*DATASET RECORDS*
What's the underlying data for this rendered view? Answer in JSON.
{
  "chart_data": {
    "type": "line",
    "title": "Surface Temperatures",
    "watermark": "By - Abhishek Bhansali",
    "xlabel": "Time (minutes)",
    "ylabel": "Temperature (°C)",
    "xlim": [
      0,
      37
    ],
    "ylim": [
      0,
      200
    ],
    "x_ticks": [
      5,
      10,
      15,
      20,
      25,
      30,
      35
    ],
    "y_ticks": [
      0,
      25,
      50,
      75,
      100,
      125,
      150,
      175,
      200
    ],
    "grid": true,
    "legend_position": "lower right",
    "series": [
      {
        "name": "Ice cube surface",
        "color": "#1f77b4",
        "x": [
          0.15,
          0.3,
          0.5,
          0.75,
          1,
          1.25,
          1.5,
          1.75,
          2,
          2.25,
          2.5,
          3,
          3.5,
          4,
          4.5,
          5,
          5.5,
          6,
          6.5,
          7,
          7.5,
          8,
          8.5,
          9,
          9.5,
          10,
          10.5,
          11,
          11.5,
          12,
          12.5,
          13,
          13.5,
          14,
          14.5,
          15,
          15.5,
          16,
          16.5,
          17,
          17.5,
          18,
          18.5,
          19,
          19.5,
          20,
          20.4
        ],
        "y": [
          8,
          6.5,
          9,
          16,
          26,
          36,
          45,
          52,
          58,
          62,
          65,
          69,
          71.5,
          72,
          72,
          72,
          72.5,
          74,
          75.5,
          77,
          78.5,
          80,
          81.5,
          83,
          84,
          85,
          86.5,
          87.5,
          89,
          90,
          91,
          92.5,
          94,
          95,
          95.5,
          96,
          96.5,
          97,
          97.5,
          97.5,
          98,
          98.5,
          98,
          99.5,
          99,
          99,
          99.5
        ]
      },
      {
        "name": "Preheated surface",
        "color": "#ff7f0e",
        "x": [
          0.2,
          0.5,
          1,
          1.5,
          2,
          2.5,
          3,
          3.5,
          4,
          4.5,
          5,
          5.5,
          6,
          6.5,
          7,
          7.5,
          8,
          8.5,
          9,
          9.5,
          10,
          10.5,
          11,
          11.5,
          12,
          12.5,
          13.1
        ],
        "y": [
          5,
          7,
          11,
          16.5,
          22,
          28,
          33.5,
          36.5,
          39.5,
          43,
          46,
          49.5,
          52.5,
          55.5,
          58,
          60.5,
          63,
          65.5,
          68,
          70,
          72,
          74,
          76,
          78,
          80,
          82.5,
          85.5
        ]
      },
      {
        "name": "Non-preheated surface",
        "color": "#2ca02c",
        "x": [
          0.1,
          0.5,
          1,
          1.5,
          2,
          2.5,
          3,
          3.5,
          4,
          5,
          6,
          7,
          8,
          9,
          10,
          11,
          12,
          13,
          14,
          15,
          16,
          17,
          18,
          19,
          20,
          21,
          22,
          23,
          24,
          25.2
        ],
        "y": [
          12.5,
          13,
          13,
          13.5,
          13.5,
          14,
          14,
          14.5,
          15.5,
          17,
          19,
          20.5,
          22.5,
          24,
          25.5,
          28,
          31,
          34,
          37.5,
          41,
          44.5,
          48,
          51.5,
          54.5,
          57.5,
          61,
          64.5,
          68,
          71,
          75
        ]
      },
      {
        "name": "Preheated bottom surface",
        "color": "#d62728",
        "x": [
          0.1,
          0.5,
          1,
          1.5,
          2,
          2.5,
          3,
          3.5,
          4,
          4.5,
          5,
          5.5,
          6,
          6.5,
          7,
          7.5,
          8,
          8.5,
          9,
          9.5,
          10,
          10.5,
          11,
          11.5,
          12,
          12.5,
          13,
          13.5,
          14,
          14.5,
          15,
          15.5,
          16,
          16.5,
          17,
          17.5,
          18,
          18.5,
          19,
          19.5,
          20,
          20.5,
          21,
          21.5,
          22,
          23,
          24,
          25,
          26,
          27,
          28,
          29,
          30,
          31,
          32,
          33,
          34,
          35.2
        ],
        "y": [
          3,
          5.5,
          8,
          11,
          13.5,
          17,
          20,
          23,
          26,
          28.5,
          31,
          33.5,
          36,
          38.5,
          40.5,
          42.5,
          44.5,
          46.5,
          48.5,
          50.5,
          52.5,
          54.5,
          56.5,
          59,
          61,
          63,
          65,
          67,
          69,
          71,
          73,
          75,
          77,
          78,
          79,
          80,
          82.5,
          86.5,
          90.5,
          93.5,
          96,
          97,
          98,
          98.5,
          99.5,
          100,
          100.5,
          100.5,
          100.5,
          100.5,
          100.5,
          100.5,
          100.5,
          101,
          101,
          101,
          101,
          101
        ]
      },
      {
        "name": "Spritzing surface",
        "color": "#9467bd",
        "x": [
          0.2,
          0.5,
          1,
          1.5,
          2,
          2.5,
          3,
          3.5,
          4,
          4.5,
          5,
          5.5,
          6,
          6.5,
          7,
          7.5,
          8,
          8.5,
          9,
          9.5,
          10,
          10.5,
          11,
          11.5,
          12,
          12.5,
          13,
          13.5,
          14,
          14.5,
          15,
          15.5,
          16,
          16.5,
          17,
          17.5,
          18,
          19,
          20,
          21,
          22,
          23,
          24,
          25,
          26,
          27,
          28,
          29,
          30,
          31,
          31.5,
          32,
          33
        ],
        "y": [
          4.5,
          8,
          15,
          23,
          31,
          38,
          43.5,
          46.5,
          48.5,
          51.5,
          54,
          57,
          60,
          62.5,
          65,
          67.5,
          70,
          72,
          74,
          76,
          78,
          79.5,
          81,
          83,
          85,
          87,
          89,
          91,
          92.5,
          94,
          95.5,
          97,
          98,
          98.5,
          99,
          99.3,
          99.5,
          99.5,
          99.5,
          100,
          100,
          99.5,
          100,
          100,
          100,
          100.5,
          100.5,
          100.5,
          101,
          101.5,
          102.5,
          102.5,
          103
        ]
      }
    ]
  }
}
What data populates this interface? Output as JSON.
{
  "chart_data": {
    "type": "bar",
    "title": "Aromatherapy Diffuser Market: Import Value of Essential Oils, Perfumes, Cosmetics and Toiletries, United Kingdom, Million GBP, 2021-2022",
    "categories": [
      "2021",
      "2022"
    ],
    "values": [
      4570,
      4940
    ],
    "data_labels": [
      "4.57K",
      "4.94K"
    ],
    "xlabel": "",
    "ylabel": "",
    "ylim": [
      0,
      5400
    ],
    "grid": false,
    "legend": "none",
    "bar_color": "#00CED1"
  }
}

*TASK DIRECTIONS*
Print the listing above in its entirety, with every line exact.

*RESPONSE TO THIS TASK*
What's the underlying data for this rendered view? Answer in JSON.
{
  "chart_data": {
    "type": "line",
    "title": "Surface Temperatures",
    "watermark": "By - Abhishek Bhansali",
    "xlabel": "Time (minutes)",
    "ylabel": "Temperature (°C)",
    "xlim": [
      0,
      37
    ],
    "ylim": [
      0,
      200
    ],
    "x_ticks": [
      5,
      10,
      15,
      20,
      25,
      30,
      35
    ],
    "y_ticks": [
      0,
      25,
      50,
      75,
      100,
      125,
      150,
      175,
      200
    ],
    "grid": true,
    "legend_position": "lower right",
    "series": [
      {
        "name": "Ice cube surface",
        "color": "#1f77b4",
        "x": [
          0.15,
          0.3,
          0.5,
          0.75,
          1,
          1.25,
          1.5,
          1.75,
          2,
          2.25,
          2.5,
          3,
          3.5,
          4,
          4.5,
          5,
          5.5,
          6,
          6.5,
          7,
          7.5,
          8,
          8.5,
          9,
          9.5,
          10,
          10.5,
          11,
          11.5,
          12,
          12.5,
          13,
          13.5,
          14,
          14.5,
          15,
          15.5,
          16,
          16.5,
          17,
          17.5,
          18,
          18.5,
          19,
          19.5,
          20,
          20.4
        ],
        "y": [
          8,
          6.5,
          9,
          16,
          26,
          36,
          45,
          52,
          58,
          62,
          65,
          69,
          71.5,
          72,
          72,
          72,
          72.5,
          74,
          75.5,
          77,
          78.5,
          80,
          81.5,
          83,
          84,
          85,
          86.5,
          87.5,
          89,
          90,
          91,
          92.5,
          94,
          95,
          95.5,
          96,
          96.5,
          97,
          97.5,
          97.5,
          98,
          98.5,
          98,
          99.5,
          99,
          99,
          99.5
        ]
      },
      {
        "name": "Preheated surface",
        "color": "#ff7f0e",
        "x": [
          0.2,
          0.5,
          1,
          1.5,
          2,
          2.5,
          3,
          3.5,
          4,
          4.5,
          5,
          5.5,
          6,
          6.5,
          7,
          7.5,
          8,
          8.5,
          9,
          9.5,
          10,
          10.5,
          11,
          11.5,
          12,
          12.5,
          13.1
        ],
        "y": [
          5,
          7,
          11,
          16.5,
          22,
          28,
          33.5,
          36.5,
          39.5,
          43,
          46,
          49.5,
          52.5,
          55.5,
          58,
          60.5,
          63,
          65.5,
          68,
          70,
          72,
          74,
          76,
          78,
          80,
          82.5,
          85.5
        ]
      },
      {
        "name": "Non-preheated surface",
        "color": "#2ca02c",
        "x": [
          0.1,
          0.5,
          1,
          1.5,
          2,
          2.5,
          3,
          3.5,
          4,
          5,
          6,
          7,
          8,
          9,
          10,
          11,
          12,
          13,
          14,
          15,
          16,
          17,
          18,
          19,
          20,
          21,
          22,
          23,
          24,
          25.2
        ],
        "y": [
          12.5,
          13,
          13,
          13.5,
          13.5,
          14,
          14,
          14.5,
          15.5,
          17,
          19,
          20.5,
          22.5,
          24,
          25.5,
          28,
          31,
          34,
          37.5,
          41,
          44.5,
          48,
          51.5,
          54.5,
          57.5,
          61,
          64.5,
          68,
          71,
          75
        ]
      },
      {
        "name": "Preheated bottom surface",
        "color": "#d62728",
        "x": [
          0.1,
          0.5,
          1,
          1.5,
          2,
          2.5,
          3,
          3.5,
          4,
          4.5,
          5,
          5.5,
          6,
          6.5,
          7,
          7.5,
          8,
          8.5,
          9,
          9.5,
          10,
          10.5,
          11,
          11.5,
          12,
          12.5,
          13,
          13.5,
          14,
          14.5,
          15,
          15.5,
          16,
          16.5,
          17,
          17.5,
          18,
          18.5,
          19,
          19.5,
          20,
          20.5,
          21,
          21.5,
          22,
          23,
          24,
          25,
          26,
          27,
          28,
          29,
          30,
          31,
          32,
          33,
          34,
          35.2
        ],
        "y": [
          3,
          5.5,
          8,
          11,
          13.5,
          17,
          20,
          23,
          26,
          28.5,
          31,
          33.5,
          36,
          38.5,
          40.5,
          42.5,
          44.5,
          46.5,
          48.5,
          50.5,
          52.5,
          54.5,
          56.5,
          59,
          61,
          63,
          65,
          67,
          69,
          71,
          73,
          75,
          77,
          78,
          79,
          80,
          82.5,
          86.5,
          90.5,
          93.5,
          96,
          97,
          98,
          98.5,
          99.5,
          100,
          100.5,
          100.5,
          100.5,
          100.5,
          100.5,
          100.5,
          100.5,
          101,
          101,
          101,
          101,
          101
        ]
      },
      {
        "name": "Spritzing surface",
        "color": "#9467bd",
        "x": [
          0.2,
          0.5,
          1,
          1.5,
          2,
          2.5,
          3,
          3.5,
          4,
          4.5,
          5,
          5.5,
          6,
          6.5,
          7,
          7.5,
          8,
          8.5,
          9,
          9.5,
          10,
          10.5,
          11,
          11.5,
          12,
          12.5,
          13,
          13.5,
          14,
          14.5,
          15,
          15.5,
          16,
          16.5,
          17,
          17.5,
          18,
          19,
          20,
          21,
          22,
          23,
          24,
          25,
          26,
          27,
          28,
          29,
          30,
          31,
          31.5,
          32,
          33
        ],
        "y": [
          4.5,
          8,
          15,
          23,
          31,
          38,
          43.5,
          46.5,
          48.5,
          51.5,
          54,
          57,
          60,
          62.5,
          65,
          67.5,
          70,
          72,
          74,
          76,
          78,
          79.5,
          81,
          83,
          85,
          87,
          89,
          91,
          92.5,
          94,
          95.5,
          97,
          98,
          98.5,
          99,
          99.3,
          99.5,
          99.5,
          99.5,
          100,
          100,
          99.5,
          100,
          100,
          100,
          100.5,
          100.5,
          100.5,
          101,
          101.5,
          102.5,
          102.5,
          103
        ]
      }
    ]
  }
}
What data populates this interface? Output as JSON.
{
  "chart_data": {
    "type": "bar",
    "title": "Aromatherapy Diffuser Market: Import Value of Essential Oils, Perfumes, Cosmetics and Toiletries, United Kingdom, Million GBP, 2021-2022",
    "categories": [
      "2021",
      "2022"
    ],
    "values": [
      4570,
      4940
    ],
    "data_labels": [
      "4.57K",
      "4.94K"
    ],
    "xlabel": "",
    "ylabel": "",
    "ylim": [
      0,
      5400
    ],
    "grid": false,
    "legend": "none",
    "bar_color": "#00CED1"
  }
}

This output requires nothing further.